Instructions for the task »
Make an exact transcription of the material, leaving out all images.

Supplied data »

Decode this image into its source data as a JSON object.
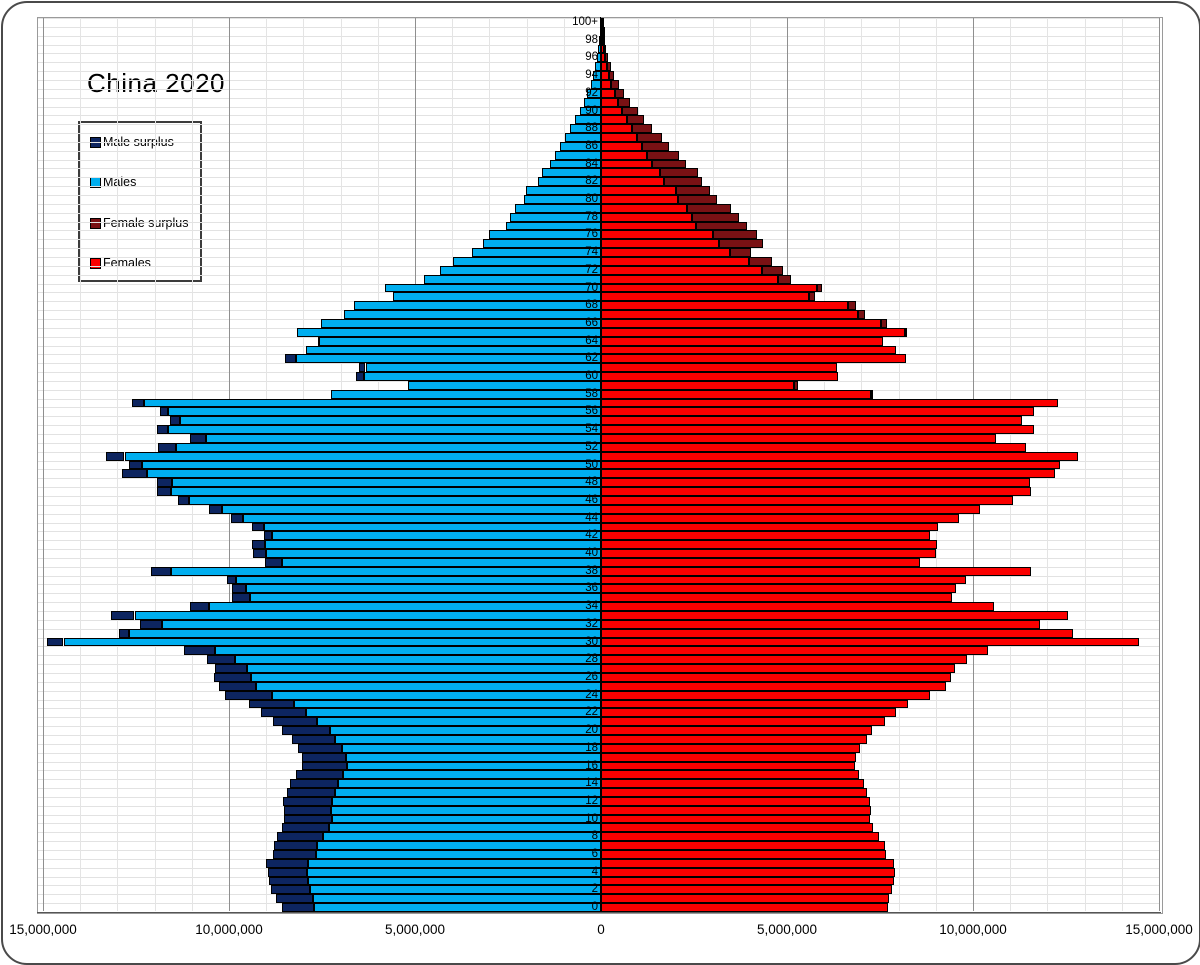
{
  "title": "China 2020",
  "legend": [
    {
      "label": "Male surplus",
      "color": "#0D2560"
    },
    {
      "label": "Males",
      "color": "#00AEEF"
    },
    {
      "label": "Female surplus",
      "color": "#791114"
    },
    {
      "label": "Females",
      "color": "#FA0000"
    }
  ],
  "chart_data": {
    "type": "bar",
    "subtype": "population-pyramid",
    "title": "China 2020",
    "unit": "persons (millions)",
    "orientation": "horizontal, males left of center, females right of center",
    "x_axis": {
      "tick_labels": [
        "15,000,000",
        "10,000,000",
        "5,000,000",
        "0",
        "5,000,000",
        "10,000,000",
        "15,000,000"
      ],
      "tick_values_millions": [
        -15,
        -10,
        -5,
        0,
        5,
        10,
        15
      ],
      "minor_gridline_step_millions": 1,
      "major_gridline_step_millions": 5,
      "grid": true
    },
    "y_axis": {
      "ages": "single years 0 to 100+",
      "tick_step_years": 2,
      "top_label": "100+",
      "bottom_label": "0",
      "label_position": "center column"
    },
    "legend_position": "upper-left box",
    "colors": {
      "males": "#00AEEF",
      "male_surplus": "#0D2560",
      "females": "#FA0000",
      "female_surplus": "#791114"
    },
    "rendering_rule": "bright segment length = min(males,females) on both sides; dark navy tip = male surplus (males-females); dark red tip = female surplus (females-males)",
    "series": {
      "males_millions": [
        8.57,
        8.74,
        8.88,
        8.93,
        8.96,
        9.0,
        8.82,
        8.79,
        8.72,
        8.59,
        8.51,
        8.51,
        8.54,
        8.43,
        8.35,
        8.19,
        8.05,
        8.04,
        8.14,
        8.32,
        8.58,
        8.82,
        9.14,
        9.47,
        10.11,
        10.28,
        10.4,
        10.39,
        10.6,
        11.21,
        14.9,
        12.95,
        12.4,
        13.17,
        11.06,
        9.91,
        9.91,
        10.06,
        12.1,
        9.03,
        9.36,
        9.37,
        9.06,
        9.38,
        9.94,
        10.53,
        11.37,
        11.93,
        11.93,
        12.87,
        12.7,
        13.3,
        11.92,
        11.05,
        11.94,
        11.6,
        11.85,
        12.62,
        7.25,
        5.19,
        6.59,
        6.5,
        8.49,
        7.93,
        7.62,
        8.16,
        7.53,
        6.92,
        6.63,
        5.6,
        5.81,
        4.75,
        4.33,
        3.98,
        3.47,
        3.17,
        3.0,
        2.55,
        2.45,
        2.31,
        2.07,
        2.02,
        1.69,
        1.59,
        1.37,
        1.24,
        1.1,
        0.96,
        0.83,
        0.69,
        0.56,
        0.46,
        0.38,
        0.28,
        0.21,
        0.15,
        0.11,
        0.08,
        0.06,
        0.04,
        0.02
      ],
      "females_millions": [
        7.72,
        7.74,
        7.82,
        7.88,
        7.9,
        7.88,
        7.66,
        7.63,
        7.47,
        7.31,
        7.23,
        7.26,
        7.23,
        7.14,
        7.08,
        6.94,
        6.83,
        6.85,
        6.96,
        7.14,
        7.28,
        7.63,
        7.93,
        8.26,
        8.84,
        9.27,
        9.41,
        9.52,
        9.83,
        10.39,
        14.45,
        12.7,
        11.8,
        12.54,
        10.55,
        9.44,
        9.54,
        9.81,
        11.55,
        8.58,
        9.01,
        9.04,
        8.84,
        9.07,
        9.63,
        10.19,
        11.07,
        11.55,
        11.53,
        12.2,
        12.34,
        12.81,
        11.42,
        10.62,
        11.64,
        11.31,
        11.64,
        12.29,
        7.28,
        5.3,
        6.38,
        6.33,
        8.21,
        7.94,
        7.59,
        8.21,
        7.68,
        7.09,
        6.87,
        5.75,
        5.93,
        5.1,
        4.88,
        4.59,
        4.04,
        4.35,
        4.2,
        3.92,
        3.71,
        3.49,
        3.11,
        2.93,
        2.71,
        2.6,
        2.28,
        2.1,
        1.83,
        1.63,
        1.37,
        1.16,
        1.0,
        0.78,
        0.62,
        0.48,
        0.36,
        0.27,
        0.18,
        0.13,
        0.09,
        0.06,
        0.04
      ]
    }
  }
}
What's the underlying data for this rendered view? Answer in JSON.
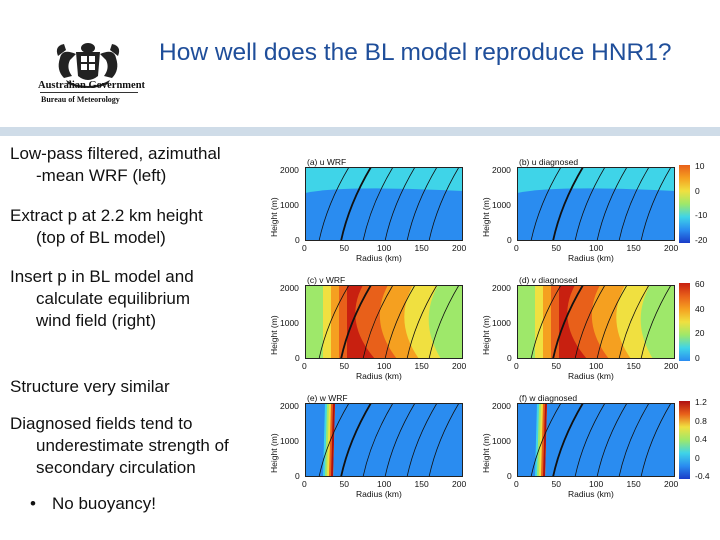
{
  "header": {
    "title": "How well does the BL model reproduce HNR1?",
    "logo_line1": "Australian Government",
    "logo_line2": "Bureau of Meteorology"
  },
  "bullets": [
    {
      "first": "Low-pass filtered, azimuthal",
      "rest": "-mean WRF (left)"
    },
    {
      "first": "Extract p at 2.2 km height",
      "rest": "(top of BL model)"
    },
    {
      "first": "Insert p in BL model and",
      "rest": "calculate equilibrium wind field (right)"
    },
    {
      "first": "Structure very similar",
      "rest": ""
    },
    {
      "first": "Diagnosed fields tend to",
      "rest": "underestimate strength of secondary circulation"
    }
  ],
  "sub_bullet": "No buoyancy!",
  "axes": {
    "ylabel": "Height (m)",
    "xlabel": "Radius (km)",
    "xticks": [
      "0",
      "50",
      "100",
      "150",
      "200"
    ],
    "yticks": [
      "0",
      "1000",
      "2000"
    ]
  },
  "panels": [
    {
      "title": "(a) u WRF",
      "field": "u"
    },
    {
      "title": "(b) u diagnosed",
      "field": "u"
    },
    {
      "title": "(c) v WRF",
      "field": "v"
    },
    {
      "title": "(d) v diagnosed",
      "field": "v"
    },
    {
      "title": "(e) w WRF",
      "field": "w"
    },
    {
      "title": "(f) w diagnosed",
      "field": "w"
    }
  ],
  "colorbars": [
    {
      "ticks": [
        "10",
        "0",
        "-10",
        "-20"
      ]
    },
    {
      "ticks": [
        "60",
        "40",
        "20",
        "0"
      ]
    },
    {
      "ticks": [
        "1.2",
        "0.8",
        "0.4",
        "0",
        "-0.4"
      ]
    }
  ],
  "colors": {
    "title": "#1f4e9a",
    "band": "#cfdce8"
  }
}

Correct response »
Decode this image into its source data as a JSON object.
{
  "title": "China 2020",
  "legend": [
    {
      "label": "Male surplus",
      "color": "#0D2560"
    },
    {
      "label": "Males",
      "color": "#00AEEF"
    },
    {
      "label": "Female surplus",
      "color": "#791114"
    },
    {
      "label": "Females",
      "color": "#FA0000"
    }
  ],
  "chart_data": {
    "type": "bar",
    "subtype": "population-pyramid",
    "title": "China 2020",
    "unit": "persons (millions)",
    "orientation": "horizontal, males left of center, females right of center",
    "x_axis": {
      "tick_labels": [
        "15,000,000",
        "10,000,000",
        "5,000,000",
        "0",
        "5,000,000",
        "10,000,000",
        "15,000,000"
      ],
      "tick_values_millions": [
        -15,
        -10,
        -5,
        0,
        5,
        10,
        15
      ],
      "minor_gridline_step_millions": 1,
      "major_gridline_step_millions": 5,
      "grid": true
    },
    "y_axis": {
      "ages": "single years 0 to 100+",
      "tick_step_years": 2,
      "top_label": "100+",
      "bottom_label": "0",
      "label_position": "center column"
    },
    "legend_position": "upper-left box",
    "colors": {
      "males": "#00AEEF",
      "male_surplus": "#0D2560",
      "females": "#FA0000",
      "female_surplus": "#791114"
    },
    "rendering_rule": "bright segment length = min(males,females) on both sides; dark navy tip = male surplus (males-females); dark red tip = female surplus (females-males)",
    "series": {
      "males_millions": [
        8.57,
        8.74,
        8.88,
        8.93,
        8.96,
        9.0,
        8.82,
        8.79,
        8.72,
        8.59,
        8.51,
        8.51,
        8.54,
        8.43,
        8.35,
        8.19,
        8.05,
        8.04,
        8.14,
        8.32,
        8.58,
        8.82,
        9.14,
        9.47,
        10.11,
        10.28,
        10.4,
        10.39,
        10.6,
        11.21,
        14.9,
        12.95,
        12.4,
        13.17,
        11.06,
        9.91,
        9.91,
        10.06,
        12.1,
        9.03,
        9.36,
        9.37,
        9.06,
        9.38,
        9.94,
        10.53,
        11.37,
        11.93,
        11.93,
        12.87,
        12.7,
        13.3,
        11.92,
        11.05,
        11.94,
        11.6,
        11.85,
        12.62,
        7.25,
        5.19,
        6.59,
        6.5,
        8.49,
        7.93,
        7.62,
        8.16,
        7.53,
        6.92,
        6.63,
        5.6,
        5.81,
        4.75,
        4.33,
        3.98,
        3.47,
        3.17,
        3.0,
        2.55,
        2.45,
        2.31,
        2.07,
        2.02,
        1.69,
        1.59,
        1.37,
        1.24,
        1.1,
        0.96,
        0.83,
        0.69,
        0.56,
        0.46,
        0.38,
        0.28,
        0.21,
        0.15,
        0.11,
        0.08,
        0.06,
        0.04,
        0.02
      ],
      "females_millions": [
        7.72,
        7.74,
        7.82,
        7.88,
        7.9,
        7.88,
        7.66,
        7.63,
        7.47,
        7.31,
        7.23,
        7.26,
        7.23,
        7.14,
        7.08,
        6.94,
        6.83,
        6.85,
        6.96,
        7.14,
        7.28,
        7.63,
        7.93,
        8.26,
        8.84,
        9.27,
        9.41,
        9.52,
        9.83,
        10.39,
        14.45,
        12.7,
        11.8,
        12.54,
        10.55,
        9.44,
        9.54,
        9.81,
        11.55,
        8.58,
        9.01,
        9.04,
        8.84,
        9.07,
        9.63,
        10.19,
        11.07,
        11.55,
        11.53,
        12.2,
        12.34,
        12.81,
        11.42,
        10.62,
        11.64,
        11.31,
        11.64,
        12.29,
        7.28,
        5.3,
        6.38,
        6.33,
        8.21,
        7.94,
        7.59,
        8.21,
        7.68,
        7.09,
        6.87,
        5.75,
        5.93,
        5.1,
        4.88,
        4.59,
        4.04,
        4.35,
        4.2,
        3.92,
        3.71,
        3.49,
        3.11,
        2.93,
        2.71,
        2.6,
        2.28,
        2.1,
        1.83,
        1.63,
        1.37,
        1.16,
        1.0,
        0.78,
        0.62,
        0.48,
        0.36,
        0.27,
        0.18,
        0.13,
        0.09,
        0.06,
        0.04
      ]
    }
  }
}
What's the underlying data for this rendered view? Answer in JSON.
{
  "header": {
    "title": "How well does the BL model reproduce HNR1?",
    "logo_line1": "Australian Government",
    "logo_line2": "Bureau of Meteorology"
  },
  "bullets": [
    {
      "first": "Low-pass filtered, azimuthal",
      "rest": "-mean WRF (left)"
    },
    {
      "first": "Extract p at 2.2 km height",
      "rest": "(top of BL model)"
    },
    {
      "first": "Insert p in BL model and",
      "rest": "calculate equilibrium wind field (right)"
    },
    {
      "first": "Structure very similar",
      "rest": ""
    },
    {
      "first": "Diagnosed fields tend to",
      "rest": "underestimate strength of secondary circulation"
    }
  ],
  "sub_bullet": "No buoyancy!",
  "axes": {
    "ylabel": "Height (m)",
    "xlabel": "Radius (km)",
    "xticks": [
      "0",
      "50",
      "100",
      "150",
      "200"
    ],
    "yticks": [
      "0",
      "1000",
      "2000"
    ]
  },
  "panels": [
    {
      "title": "(a) u WRF",
      "field": "u"
    },
    {
      "title": "(b) u diagnosed",
      "field": "u"
    },
    {
      "title": "(c) v WRF",
      "field": "v"
    },
    {
      "title": "(d) v diagnosed",
      "field": "v"
    },
    {
      "title": "(e) w WRF",
      "field": "w"
    },
    {
      "title": "(f) w diagnosed",
      "field": "w"
    }
  ],
  "colorbars": [
    {
      "ticks": [
        "10",
        "0",
        "-10",
        "-20"
      ]
    },
    {
      "ticks": [
        "60",
        "40",
        "20",
        "0"
      ]
    },
    {
      "ticks": [
        "1.2",
        "0.8",
        "0.4",
        "0",
        "-0.4"
      ]
    }
  ],
  "colors": {
    "title": "#1f4e9a",
    "band": "#cfdce8"
  }
}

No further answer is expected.